TASK DETAILS:
Present every line of the entries below as a numbered list, omitting blank lines and leaving out the pictures.

DATA PROVIDED:
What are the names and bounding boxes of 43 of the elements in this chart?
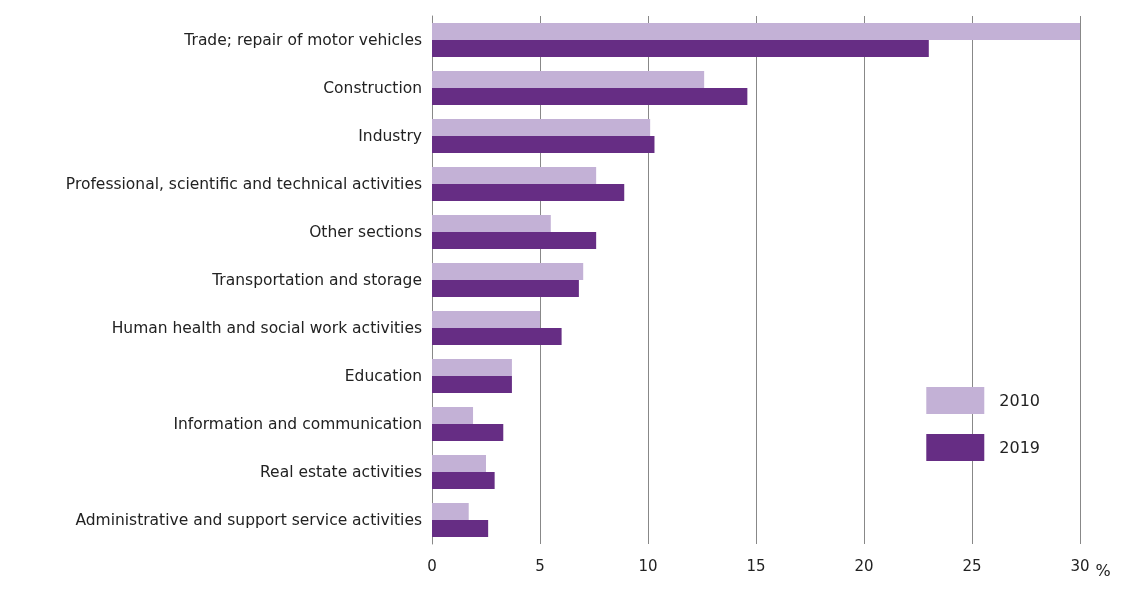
bar xyxy=(432,280,579,297)
x-axis-title: % xyxy=(1095,560,1111,580)
y-tick-label: Trade; repair of motor vehicles xyxy=(183,31,422,49)
bar xyxy=(432,167,597,184)
x-tick-label: 25 xyxy=(962,556,982,575)
bar xyxy=(432,503,469,520)
y-tick-label: Administrative and support service activities xyxy=(75,511,422,529)
bar xyxy=(432,376,512,393)
bar xyxy=(432,472,495,489)
x-tick-label: 10 xyxy=(638,556,658,575)
x-tick-label: 5 xyxy=(535,556,545,575)
bar xyxy=(432,23,1080,40)
bar xyxy=(432,184,625,201)
y-tick-label: Industry xyxy=(358,127,422,145)
bar xyxy=(432,263,584,280)
bar xyxy=(432,40,929,57)
y-tick-label: Transportation and storage xyxy=(211,271,422,289)
x-tick-label: 0 xyxy=(427,556,437,575)
bar xyxy=(432,359,512,376)
y-tick-label: Education xyxy=(344,367,422,385)
bar xyxy=(432,328,562,345)
y-tick-label: Construction xyxy=(323,79,422,97)
x-tick-label: 30 xyxy=(1070,556,1090,575)
legend-label: 2010 xyxy=(999,391,1040,410)
bar xyxy=(432,215,551,232)
y-tick-label: Real estate activities xyxy=(260,463,422,481)
bar xyxy=(432,88,748,105)
y-tick-label: Human health and social work activities xyxy=(111,319,422,337)
bar xyxy=(432,424,504,441)
bar xyxy=(432,407,474,424)
y-tick-label: Information and communication xyxy=(173,415,422,433)
bar xyxy=(432,455,486,472)
bar xyxy=(432,119,651,136)
bar xyxy=(432,136,655,153)
y-tick-label: Other sections xyxy=(309,223,422,241)
bar xyxy=(432,311,540,328)
bar xyxy=(432,520,489,537)
bar xyxy=(432,71,705,88)
legend-label: 2019 xyxy=(999,438,1040,457)
y-tick-label: Professional, scientific and technical activities xyxy=(65,175,422,193)
x-tick-label: 20 xyxy=(854,556,874,575)
x-tick-label: 15 xyxy=(746,556,766,575)
bar xyxy=(432,232,597,249)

RESULT BELOW:
1. What are the names and bounding boxes of 43 of the elements in this chart?
2. bar xyxy=(432,280,579,297)
3. x-axis-title: % xyxy=(1095,560,1111,580)
4. y-tick-label: Trade; repair of motor vehicles xyxy=(183,31,422,49)
5. bar xyxy=(432,167,597,184)
6. x-tick-label: 25 xyxy=(962,556,982,575)
7. bar xyxy=(432,503,469,520)
8. y-tick-label: Administrative and support service activities xyxy=(75,511,422,529)
9. bar xyxy=(432,376,512,393)
10. bar xyxy=(432,472,495,489)
11. x-tick-label: 10 xyxy=(638,556,658,575)
12. x-tick-label: 5 xyxy=(535,556,545,575)
13. bar xyxy=(432,23,1080,40)
14. bar xyxy=(432,184,625,201)
15. y-tick-label: Industry xyxy=(358,127,422,145)
16. bar xyxy=(432,263,584,280)
17. bar xyxy=(432,40,929,57)
18. y-tick-label: Transportation and storage xyxy=(211,271,422,289)
19. x-tick-label: 0 xyxy=(427,556,437,575)
20. bar xyxy=(432,359,512,376)
21. y-tick-label: Education xyxy=(344,367,422,385)
22. bar xyxy=(432,328,562,345)
23. y-tick-label: Construction xyxy=(323,79,422,97)
24. x-tick-label: 30 xyxy=(1070,556,1090,575)
25. legend-label: 2010 xyxy=(999,391,1040,410)
26. bar xyxy=(432,215,551,232)
27. y-tick-label: Real estate activities xyxy=(260,463,422,481)
28. bar xyxy=(432,88,748,105)
29. y-tick-label: Human health and social work activities xyxy=(111,319,422,337)
30. bar xyxy=(432,424,504,441)
31. bar xyxy=(432,407,474,424)
32. y-tick-label: Information and communication xyxy=(173,415,422,433)
33. bar xyxy=(432,455,486,472)
34. bar xyxy=(432,119,651,136)
35. bar xyxy=(432,136,655,153)
36. y-tick-label: Other sections xyxy=(309,223,422,241)
37. bar xyxy=(432,311,540,328)
38. bar xyxy=(432,520,489,537)
39. bar xyxy=(432,71,705,88)
40. legend-label: 2019 xyxy=(999,438,1040,457)
41. y-tick-label: Professional, scientific and technical activities xyxy=(65,175,422,193)
42. x-tick-label: 20 xyxy=(854,556,874,575)
43. x-tick-label: 15 xyxy=(746,556,766,575)
44. bar xyxy=(432,232,597,249)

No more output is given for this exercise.